-- START OF Listed records --

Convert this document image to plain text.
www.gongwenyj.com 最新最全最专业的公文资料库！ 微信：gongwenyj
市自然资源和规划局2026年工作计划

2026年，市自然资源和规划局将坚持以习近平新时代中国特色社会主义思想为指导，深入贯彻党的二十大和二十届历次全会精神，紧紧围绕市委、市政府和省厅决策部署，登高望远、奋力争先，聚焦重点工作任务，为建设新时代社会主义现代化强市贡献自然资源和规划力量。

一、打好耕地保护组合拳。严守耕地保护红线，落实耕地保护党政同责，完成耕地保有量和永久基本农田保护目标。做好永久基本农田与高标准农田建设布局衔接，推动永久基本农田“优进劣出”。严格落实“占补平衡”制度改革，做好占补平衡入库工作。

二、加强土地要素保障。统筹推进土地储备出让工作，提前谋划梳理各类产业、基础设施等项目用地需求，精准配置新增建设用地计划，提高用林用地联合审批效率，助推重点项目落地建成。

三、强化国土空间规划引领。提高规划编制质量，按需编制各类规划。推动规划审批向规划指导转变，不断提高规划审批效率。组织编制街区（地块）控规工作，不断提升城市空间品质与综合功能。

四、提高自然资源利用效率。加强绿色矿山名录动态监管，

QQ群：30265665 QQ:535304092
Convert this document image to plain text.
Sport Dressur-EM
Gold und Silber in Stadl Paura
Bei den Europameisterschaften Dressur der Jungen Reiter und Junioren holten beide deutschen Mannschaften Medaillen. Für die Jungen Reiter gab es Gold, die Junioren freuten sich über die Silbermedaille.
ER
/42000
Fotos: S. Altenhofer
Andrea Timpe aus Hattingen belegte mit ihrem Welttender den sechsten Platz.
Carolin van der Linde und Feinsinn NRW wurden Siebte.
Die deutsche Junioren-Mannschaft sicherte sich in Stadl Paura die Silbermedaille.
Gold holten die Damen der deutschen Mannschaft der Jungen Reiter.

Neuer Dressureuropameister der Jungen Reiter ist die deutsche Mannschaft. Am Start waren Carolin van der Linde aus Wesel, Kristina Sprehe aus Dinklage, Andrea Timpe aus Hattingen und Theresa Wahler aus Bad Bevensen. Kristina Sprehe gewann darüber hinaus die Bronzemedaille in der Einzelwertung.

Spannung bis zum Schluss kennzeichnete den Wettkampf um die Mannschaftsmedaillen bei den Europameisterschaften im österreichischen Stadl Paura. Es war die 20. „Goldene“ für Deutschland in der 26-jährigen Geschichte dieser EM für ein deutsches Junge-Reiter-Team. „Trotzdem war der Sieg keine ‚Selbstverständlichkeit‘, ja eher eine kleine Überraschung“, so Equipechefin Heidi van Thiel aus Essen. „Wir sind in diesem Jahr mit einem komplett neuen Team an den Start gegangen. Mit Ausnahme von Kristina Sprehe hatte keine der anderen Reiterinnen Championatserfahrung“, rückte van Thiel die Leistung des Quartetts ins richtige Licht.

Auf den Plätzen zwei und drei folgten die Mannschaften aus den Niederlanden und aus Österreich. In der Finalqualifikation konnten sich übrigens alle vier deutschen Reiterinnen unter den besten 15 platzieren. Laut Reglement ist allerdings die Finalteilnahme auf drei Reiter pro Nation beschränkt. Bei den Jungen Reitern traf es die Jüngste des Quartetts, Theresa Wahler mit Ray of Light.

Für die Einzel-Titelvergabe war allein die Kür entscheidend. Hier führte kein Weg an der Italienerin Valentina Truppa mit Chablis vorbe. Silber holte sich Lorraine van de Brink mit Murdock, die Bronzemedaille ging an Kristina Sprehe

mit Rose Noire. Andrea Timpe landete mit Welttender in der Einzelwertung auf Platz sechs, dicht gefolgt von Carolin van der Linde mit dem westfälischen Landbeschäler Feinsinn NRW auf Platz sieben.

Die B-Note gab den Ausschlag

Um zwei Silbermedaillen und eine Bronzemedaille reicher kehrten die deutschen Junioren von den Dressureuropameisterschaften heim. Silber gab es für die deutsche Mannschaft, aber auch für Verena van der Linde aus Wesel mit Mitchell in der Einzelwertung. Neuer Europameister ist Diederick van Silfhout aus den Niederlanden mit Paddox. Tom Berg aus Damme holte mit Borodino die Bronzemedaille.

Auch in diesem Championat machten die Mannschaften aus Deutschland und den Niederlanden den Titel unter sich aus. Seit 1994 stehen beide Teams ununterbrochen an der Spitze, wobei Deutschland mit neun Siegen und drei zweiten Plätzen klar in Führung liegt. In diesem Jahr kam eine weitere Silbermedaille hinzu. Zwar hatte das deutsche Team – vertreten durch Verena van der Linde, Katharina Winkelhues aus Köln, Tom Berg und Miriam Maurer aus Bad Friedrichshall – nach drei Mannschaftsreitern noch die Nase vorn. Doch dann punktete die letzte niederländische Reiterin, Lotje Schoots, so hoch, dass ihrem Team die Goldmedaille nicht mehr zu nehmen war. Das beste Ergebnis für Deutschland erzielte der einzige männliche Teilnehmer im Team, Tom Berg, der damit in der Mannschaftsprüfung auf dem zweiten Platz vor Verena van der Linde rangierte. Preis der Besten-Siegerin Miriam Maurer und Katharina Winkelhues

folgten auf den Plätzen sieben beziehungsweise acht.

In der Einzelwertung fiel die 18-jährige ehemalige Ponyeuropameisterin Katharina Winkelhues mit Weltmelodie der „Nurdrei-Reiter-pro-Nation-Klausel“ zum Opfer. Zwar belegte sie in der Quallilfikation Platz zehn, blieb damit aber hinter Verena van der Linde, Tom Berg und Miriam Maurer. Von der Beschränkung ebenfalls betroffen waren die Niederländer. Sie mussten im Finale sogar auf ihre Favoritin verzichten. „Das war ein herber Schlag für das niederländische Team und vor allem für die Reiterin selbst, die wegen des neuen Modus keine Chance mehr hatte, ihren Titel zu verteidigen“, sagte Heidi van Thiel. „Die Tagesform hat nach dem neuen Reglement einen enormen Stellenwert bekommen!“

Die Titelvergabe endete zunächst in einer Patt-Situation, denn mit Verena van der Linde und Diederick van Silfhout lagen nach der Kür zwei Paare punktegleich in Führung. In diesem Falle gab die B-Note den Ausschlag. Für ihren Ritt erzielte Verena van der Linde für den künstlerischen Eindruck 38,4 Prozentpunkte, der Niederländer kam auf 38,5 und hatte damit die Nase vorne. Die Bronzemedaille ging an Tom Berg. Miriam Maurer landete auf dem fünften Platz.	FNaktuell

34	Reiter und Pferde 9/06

-- END OF Listed records --

Written request
Copy the data above exactly. Every line must be included.

Exercise answer
Convert this document image to plain text.
www.gongwenyj.com 最新最全最专业的公文资料库！ 微信：gongwenyj
市自然资源和规划局2026年工作计划

2026年，市自然资源和规划局将坚持以习近平新时代中国特色社会主义思想为指导，深入贯彻党的二十大和二十届历次全会精神，紧紧围绕市委、市政府和省厅决策部署，登高望远、奋力争先，聚焦重点工作任务，为建设新时代社会主义现代化强市贡献自然资源和规划力量。

一、打好耕地保护组合拳。严守耕地保护红线，落实耕地保护党政同责，完成耕地保有量和永久基本农田保护目标。做好永久基本农田与高标准农田建设布局衔接，推动永久基本农田“优进劣出”。严格落实“占补平衡”制度改革，做好占补平衡入库工作。

二、加强土地要素保障。统筹推进土地储备出让工作，提前谋划梳理各类产业、基础设施等项目用地需求，精准配置新增建设用地计划，提高用林用地联合审批效率，助推重点项目落地建成。

三、强化国土空间规划引领。提高规划编制质量，按需编制各类规划。推动规划审批向规划指导转变，不断提高规划审批效率。组织编制街区（地块）控规工作，不断提升城市空间品质与综合功能。

四、提高自然资源利用效率。加强绿色矿山名录动态监管，

QQ群：30265665 QQ:535304092
Convert this document image to plain text.
Sport Dressur-EM
Gold und Silber in Stadl Paura
Bei den Europameisterschaften Dressur der Jungen Reiter und Junioren holten beide deutschen Mannschaften Medaillen. Für die Jungen Reiter gab es Gold, die Junioren freuten sich über die Silbermedaille.
ER
/42000
Fotos: S. Altenhofer
Andrea Timpe aus Hattingen belegte mit ihrem Welttender den sechsten Platz.
Carolin van der Linde und Feinsinn NRW wurden Siebte.
Die deutsche Junioren-Mannschaft sicherte sich in Stadl Paura die Silbermedaille.
Gold holten die Damen der deutschen Mannschaft der Jungen Reiter.

Neuer Dressureuropameister der Jungen Reiter ist die deutsche Mannschaft. Am Start waren Carolin van der Linde aus Wesel, Kristina Sprehe aus Dinklage, Andrea Timpe aus Hattingen und Theresa Wahler aus Bad Bevensen. Kristina Sprehe gewann darüber hinaus die Bronzemedaille in der Einzelwertung.

Spannung bis zum Schluss kennzeichnete den Wettkampf um die Mannschaftsmedaillen bei den Europameisterschaften im österreichischen Stadl Paura. Es war die 20. „Goldene“ für Deutschland in der 26-jährigen Geschichte dieser EM für ein deutsches Junge-Reiter-Team. „Trotzdem war der Sieg keine ‚Selbstverständlichkeit‘, ja eher eine kleine Überraschung“, so Equipechefin Heidi van Thiel aus Essen. „Wir sind in diesem Jahr mit einem komplett neuen Team an den Start gegangen. Mit Ausnahme von Kristina Sprehe hatte keine der anderen Reiterinnen Championatserfahrung“, rückte van Thiel die Leistung des Quartetts ins richtige Licht.

Auf den Plätzen zwei und drei folgten die Mannschaften aus den Niederlanden und aus Österreich. In der Finalqualifikation konnten sich übrigens alle vier deutschen Reiterinnen unter den besten 15 platzieren. Laut Reglement ist allerdings die Finalteilnahme auf drei Reiter pro Nation beschränkt. Bei den Jungen Reitern traf es die Jüngste des Quartetts, Theresa Wahler mit Ray of Light.

Für die Einzel-Titelvergabe war allein die Kür entscheidend. Hier führte kein Weg an der Italienerin Valentina Truppa mit Chablis vorbe. Silber holte sich Lorraine van de Brink mit Murdock, die Bronzemedaille ging an Kristina Sprehe

mit Rose Noire. Andrea Timpe landete mit Welttender in der Einzelwertung auf Platz sechs, dicht gefolgt von Carolin van der Linde mit dem westfälischen Landbeschäler Feinsinn NRW auf Platz sieben.

Die B-Note gab den Ausschlag

Um zwei Silbermedaillen und eine Bronzemedaille reicher kehrten die deutschen Junioren von den Dressureuropameisterschaften heim. Silber gab es für die deutsche Mannschaft, aber auch für Verena van der Linde aus Wesel mit Mitchell in der Einzelwertung. Neuer Europameister ist Diederick van Silfhout aus den Niederlanden mit Paddox. Tom Berg aus Damme holte mit Borodino die Bronzemedaille.

Auch in diesem Championat machten die Mannschaften aus Deutschland und den Niederlanden den Titel unter sich aus. Seit 1994 stehen beide Teams ununterbrochen an der Spitze, wobei Deutschland mit neun Siegen und drei zweiten Plätzen klar in Führung liegt. In diesem Jahr kam eine weitere Silbermedaille hinzu. Zwar hatte das deutsche Team – vertreten durch Verena van der Linde, Katharina Winkelhues aus Köln, Tom Berg und Miriam Maurer aus Bad Friedrichshall – nach drei Mannschaftsreitern noch die Nase vorn. Doch dann punktete die letzte niederländische Reiterin, Lotje Schoots, so hoch, dass ihrem Team die Goldmedaille nicht mehr zu nehmen war. Das beste Ergebnis für Deutschland erzielte der einzige männliche Teilnehmer im Team, Tom Berg, der damit in der Mannschaftsprüfung auf dem zweiten Platz vor Verena van der Linde rangierte. Preis der Besten-Siegerin Miriam Maurer und Katharina Winkelhues

folgten auf den Plätzen sieben beziehungsweise acht.

In der Einzelwertung fiel die 18-jährige ehemalige Ponyeuropameisterin Katharina Winkelhues mit Weltmelodie der „Nurdrei-Reiter-pro-Nation-Klausel“ zum Opfer. Zwar belegte sie in der Quallilfikation Platz zehn, blieb damit aber hinter Verena van der Linde, Tom Berg und Miriam Maurer. Von der Beschränkung ebenfalls betroffen waren die Niederländer. Sie mussten im Finale sogar auf ihre Favoritin verzichten. „Das war ein herber Schlag für das niederländische Team und vor allem für die Reiterin selbst, die wegen des neuen Modus keine Chance mehr hatte, ihren Titel zu verteidigen“, sagte Heidi van Thiel. „Die Tagesform hat nach dem neuen Reglement einen enormen Stellenwert bekommen!“

Die Titelvergabe endete zunächst in einer Patt-Situation, denn mit Verena van der Linde und Diederick van Silfhout lagen nach der Kür zwei Paare punktegleich in Führung. In diesem Falle gab die B-Note den Ausschlag. Für ihren Ritt erzielte Verena van der Linde für den künstlerischen Eindruck 38,4 Prozentpunkte, der Niederländer kam auf 38,5 und hatte damit die Nase vorne. Die Bronzemedaille ging an Tom Berg. Miriam Maurer landete auf dem fünften Platz.	FNaktuell

34	Reiter und Pferde 9/06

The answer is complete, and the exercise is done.